Only lines with the string "Gazette" matter here; gather them from the material below.

>> Begin SOURCE MATERIAL

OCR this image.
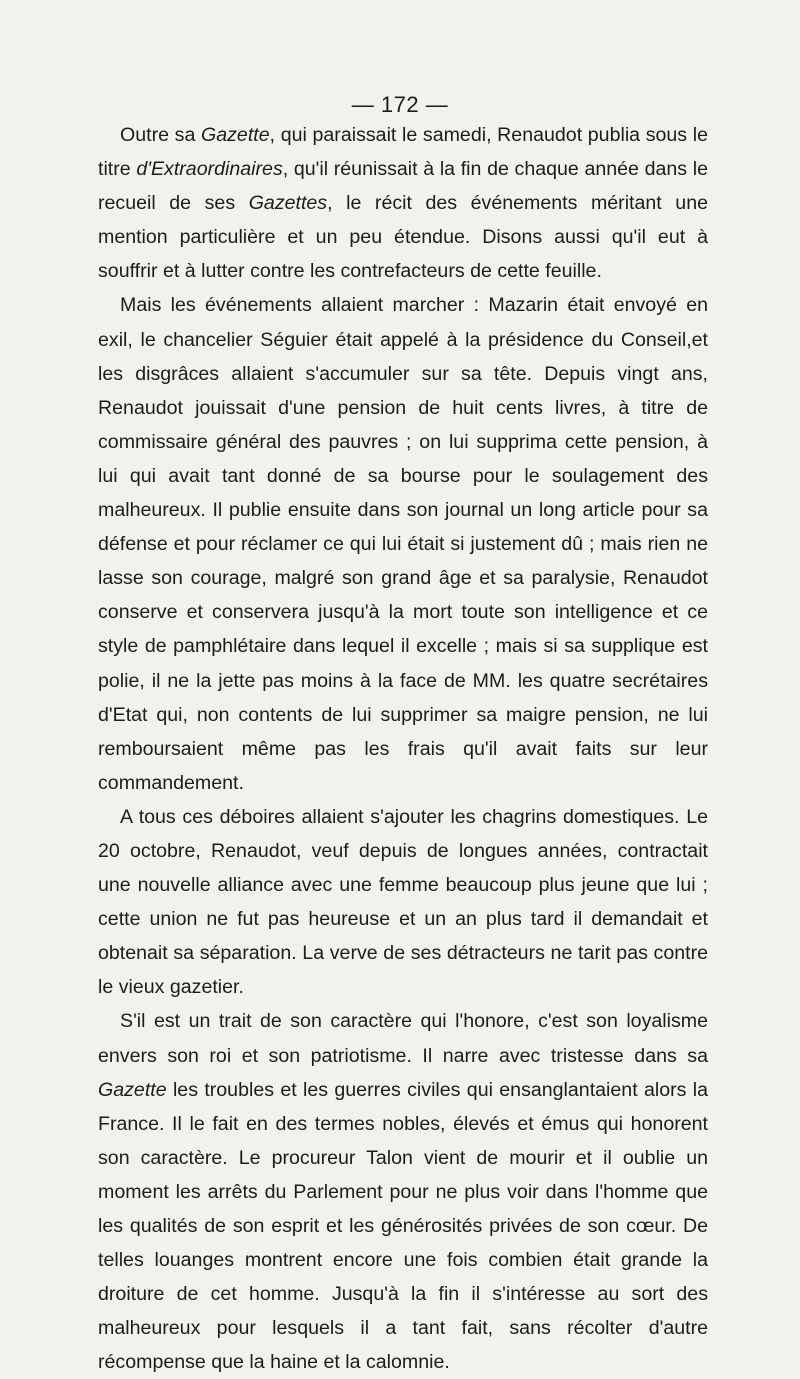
— 172 —

Outre sa Gazette, qui paraissait le samedi, Renaudot publia sous le titre d'Extraordinaires, qu'il réunissait à la fin de chaque année dans le recueil de ses Gazettes, le récit des événements méritant une mention particulière et un peu étendue. Disons aussi qu'il eut à souffrir et à lutter contre les contrefacteurs de cette feuille.

Mais les événements allaient marcher : Mazarin était envoyé en exil, le chancelier Séguier était appelé à la présidence du Conseil,et les disgrâces allaient s'accumuler sur sa tête. Depuis vingt ans, Renaudot jouissait d'une pension de huit cents livres, à titre de commissaire général des pauvres ; on lui supprima cette pension, à lui qui avait tant donné de sa bourse pour le soulagement des malheureux. Il publie ensuite dans son journal un long article pour sa défense et pour réclamer ce qui lui était si justement dû ; mais rien ne lasse son courage, malgré son grand âge et sa paralysie, Renaudot conserve et conservera jusqu'à la mort toute son intelligence et ce style de pamphlétaire dans lequel il excelle ; mais si sa supplique est polie, il ne la jette pas moins à la face de MM. les quatre secrétaires d'Etat qui, non contents de lui supprimer sa maigre pension, ne lui remboursaient même pas les frais qu'il avait faits sur leur commandement.

A tous ces déboires allaient s'ajouter les chagrins domestiques. Le 20 octobre, Renaudot, veuf depuis de longues années, contractait une nouvelle alliance avec une femme beaucoup plus jeune que lui ; cette union ne fut pas heureuse et un an plus tard il demandait et obtenait sa séparation. La verve de ses détracteurs ne tarit pas contre le vieux gazetier.

S'il est un trait de son caractère qui l'honore, c'est son loyalisme envers son roi et son patriotisme. Il narre avec tristesse dans sa Gazette les troubles et les guerres civiles qui ensanglantaient alors la France. Il le fait en des termes nobles, élevés et émus qui honorent son caractère. Le procureur Talon vient de mourir et il oublie un moment les arrêts du Parlement pour ne plus voir dans l'homme que les qualités de son esprit et les générosités privées de son cœur. De telles louanges montrent encore une fois combien était grande la droiture de cet homme. Jusqu'à la fin il s'intéresse au sort des malheureux pour lesquels il a tant fait, sans récolter d'autre récompense que la haine et la calomnie.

>> End SOURCE MATERIAL

§ EXERCISE RESULT
Outre sa Gazette, qui paraissait le samedi, Renaudot publia sous le titre d'Extraordinaires, qu'il réunissait à la fin de chaque année dans le recueil de ses Gazettes, le récit des événements méritant une mention particulière et un peu étendue. Disons aussi qu'il eut à souffrir et à lutter contre les contrefacteurs de cette feuille.
S'il est un trait de son caractère qui l'honore, c'est son loyalisme envers son roi et son patriotisme. Il narre avec tristesse dans sa Gazette les troubles et les guerres civiles qui ensanglantaient alors la France. Il le fait en des termes nobles, élevés et émus qui honorent son caractère. Le procureur Talon vient de mourir et il oublie un moment les arrêts du Parlement pour ne plus voir dans l'homme que les qualités de son esprit et les générosités privées de son cœur. De telles louanges montrent encore une fois combien était grande la droiture de cet homme. Jusqu'à la fin il s'intéresse au sort des malheureux pour lesquels il a tant fait, sans récolter d'autre récompense que la haine et la calomnie.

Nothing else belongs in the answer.